• _Challenge_
Say how many lines of the material below contain the word "icon", with no other words.

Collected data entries
* Start *

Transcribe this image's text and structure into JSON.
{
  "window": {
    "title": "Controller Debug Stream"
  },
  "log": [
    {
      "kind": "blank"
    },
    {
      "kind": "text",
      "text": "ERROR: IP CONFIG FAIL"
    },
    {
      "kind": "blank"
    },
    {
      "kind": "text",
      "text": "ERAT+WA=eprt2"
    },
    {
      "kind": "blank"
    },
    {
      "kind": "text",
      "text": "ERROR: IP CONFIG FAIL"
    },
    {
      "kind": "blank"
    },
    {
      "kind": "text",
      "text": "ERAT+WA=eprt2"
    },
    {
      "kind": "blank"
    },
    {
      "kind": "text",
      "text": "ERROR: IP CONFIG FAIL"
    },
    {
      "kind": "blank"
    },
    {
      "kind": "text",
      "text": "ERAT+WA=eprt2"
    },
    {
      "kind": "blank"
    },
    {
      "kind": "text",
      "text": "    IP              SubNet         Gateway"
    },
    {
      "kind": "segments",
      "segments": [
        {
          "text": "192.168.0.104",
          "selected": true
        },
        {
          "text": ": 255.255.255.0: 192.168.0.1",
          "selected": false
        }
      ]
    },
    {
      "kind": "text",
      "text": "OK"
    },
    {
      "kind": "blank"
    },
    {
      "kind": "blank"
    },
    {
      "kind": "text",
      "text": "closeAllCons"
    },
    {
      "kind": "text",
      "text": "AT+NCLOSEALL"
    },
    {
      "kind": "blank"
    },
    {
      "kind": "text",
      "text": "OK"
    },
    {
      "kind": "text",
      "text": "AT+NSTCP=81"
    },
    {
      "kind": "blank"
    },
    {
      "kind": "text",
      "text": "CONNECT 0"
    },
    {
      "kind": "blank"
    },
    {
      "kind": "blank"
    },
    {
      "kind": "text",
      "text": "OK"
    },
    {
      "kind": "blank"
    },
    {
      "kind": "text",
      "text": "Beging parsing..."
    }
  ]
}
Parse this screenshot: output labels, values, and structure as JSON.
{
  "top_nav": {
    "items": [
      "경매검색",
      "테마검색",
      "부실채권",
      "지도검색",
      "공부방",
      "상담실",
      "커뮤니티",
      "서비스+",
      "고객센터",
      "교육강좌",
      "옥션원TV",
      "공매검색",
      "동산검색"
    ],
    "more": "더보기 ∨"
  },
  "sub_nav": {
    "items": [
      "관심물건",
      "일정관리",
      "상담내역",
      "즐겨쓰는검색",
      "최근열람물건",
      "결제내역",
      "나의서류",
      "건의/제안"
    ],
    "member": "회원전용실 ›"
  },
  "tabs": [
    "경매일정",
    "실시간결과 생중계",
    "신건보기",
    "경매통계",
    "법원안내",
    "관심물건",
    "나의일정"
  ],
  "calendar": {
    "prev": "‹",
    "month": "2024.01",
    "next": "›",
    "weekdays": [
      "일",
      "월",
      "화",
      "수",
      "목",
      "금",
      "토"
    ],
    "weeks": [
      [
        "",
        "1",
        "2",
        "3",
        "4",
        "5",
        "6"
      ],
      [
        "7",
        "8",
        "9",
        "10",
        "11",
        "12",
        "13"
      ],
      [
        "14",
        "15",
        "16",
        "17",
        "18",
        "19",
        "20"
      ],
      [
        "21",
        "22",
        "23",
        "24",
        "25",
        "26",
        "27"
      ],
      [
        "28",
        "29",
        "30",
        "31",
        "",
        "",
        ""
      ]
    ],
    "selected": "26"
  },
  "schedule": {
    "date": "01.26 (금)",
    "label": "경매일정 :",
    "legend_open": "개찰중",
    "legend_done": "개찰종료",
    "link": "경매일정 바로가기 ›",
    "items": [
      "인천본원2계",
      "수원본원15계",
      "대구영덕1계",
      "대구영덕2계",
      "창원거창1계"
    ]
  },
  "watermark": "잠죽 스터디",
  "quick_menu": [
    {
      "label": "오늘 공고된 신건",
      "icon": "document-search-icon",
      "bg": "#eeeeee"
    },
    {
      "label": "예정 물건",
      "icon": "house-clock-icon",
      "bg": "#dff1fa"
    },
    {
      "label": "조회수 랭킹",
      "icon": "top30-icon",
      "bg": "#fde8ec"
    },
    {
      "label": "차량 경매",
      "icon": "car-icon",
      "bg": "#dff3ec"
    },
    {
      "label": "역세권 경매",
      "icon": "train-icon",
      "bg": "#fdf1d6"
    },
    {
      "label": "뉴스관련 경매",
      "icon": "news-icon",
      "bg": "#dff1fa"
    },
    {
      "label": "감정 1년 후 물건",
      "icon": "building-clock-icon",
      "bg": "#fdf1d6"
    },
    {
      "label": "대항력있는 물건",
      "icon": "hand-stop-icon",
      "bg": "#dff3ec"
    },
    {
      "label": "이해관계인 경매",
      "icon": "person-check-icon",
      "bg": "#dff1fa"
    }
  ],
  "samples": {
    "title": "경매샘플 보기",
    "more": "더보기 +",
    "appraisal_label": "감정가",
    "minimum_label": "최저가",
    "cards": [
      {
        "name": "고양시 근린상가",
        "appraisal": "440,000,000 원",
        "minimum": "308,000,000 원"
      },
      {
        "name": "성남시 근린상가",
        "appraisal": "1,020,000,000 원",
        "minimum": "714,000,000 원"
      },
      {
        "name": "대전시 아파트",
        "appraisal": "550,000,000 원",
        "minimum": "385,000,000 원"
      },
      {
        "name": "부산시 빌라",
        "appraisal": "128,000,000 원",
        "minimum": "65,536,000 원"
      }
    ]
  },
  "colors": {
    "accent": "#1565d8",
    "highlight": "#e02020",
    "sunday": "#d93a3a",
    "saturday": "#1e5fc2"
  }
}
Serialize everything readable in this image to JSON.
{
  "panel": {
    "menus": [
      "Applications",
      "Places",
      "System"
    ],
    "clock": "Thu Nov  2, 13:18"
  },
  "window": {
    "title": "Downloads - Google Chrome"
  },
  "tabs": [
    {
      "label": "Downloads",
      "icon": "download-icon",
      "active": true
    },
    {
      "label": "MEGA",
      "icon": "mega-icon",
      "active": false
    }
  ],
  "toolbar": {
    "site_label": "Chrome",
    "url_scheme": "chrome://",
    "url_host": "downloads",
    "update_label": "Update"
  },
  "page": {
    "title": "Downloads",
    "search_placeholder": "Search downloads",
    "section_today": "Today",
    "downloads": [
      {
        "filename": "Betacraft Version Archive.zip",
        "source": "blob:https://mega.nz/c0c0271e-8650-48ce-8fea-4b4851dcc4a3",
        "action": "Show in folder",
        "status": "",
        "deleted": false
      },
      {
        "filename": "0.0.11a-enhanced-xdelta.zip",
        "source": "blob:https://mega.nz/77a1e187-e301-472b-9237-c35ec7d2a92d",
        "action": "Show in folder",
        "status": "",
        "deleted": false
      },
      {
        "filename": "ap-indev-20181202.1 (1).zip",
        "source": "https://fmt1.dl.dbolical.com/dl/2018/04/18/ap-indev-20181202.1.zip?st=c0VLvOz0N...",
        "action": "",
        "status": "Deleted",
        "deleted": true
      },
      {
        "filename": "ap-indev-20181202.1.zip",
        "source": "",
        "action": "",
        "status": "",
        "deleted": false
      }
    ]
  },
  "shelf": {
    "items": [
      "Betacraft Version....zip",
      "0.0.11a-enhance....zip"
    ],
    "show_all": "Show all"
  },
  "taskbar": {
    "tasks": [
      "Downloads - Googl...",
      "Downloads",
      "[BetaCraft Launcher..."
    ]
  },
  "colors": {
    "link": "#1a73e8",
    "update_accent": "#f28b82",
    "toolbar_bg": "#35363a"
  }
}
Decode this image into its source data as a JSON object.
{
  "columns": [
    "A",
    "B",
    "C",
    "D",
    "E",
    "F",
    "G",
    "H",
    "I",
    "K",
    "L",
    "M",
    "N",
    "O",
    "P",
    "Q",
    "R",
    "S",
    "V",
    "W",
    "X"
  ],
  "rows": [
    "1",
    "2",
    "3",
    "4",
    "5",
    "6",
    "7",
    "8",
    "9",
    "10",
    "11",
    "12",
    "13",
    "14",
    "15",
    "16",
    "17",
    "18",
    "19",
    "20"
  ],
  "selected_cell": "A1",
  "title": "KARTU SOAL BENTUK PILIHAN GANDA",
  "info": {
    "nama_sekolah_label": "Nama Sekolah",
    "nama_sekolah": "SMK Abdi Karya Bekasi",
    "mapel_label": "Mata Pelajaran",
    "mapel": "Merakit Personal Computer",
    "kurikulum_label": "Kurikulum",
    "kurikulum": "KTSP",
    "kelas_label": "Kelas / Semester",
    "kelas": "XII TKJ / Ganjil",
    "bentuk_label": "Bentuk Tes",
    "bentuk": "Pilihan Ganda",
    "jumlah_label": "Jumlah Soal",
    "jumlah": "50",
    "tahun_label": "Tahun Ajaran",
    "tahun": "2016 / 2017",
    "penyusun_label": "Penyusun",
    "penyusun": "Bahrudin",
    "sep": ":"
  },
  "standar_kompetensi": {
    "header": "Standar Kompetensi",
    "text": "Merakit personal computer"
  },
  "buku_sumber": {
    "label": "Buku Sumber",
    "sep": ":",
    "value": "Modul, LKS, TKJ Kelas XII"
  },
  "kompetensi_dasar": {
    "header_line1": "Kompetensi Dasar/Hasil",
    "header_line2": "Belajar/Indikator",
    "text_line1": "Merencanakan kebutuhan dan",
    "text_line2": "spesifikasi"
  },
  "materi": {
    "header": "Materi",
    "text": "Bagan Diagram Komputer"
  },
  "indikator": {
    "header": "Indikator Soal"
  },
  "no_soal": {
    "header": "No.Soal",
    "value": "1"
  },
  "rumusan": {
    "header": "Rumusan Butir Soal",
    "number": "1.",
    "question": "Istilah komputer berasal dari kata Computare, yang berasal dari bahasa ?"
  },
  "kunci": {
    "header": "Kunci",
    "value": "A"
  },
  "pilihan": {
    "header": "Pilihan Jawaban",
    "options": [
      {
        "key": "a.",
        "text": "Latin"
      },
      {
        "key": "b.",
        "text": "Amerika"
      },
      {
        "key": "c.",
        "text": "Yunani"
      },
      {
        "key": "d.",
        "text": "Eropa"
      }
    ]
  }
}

* End *

• _The reply_
11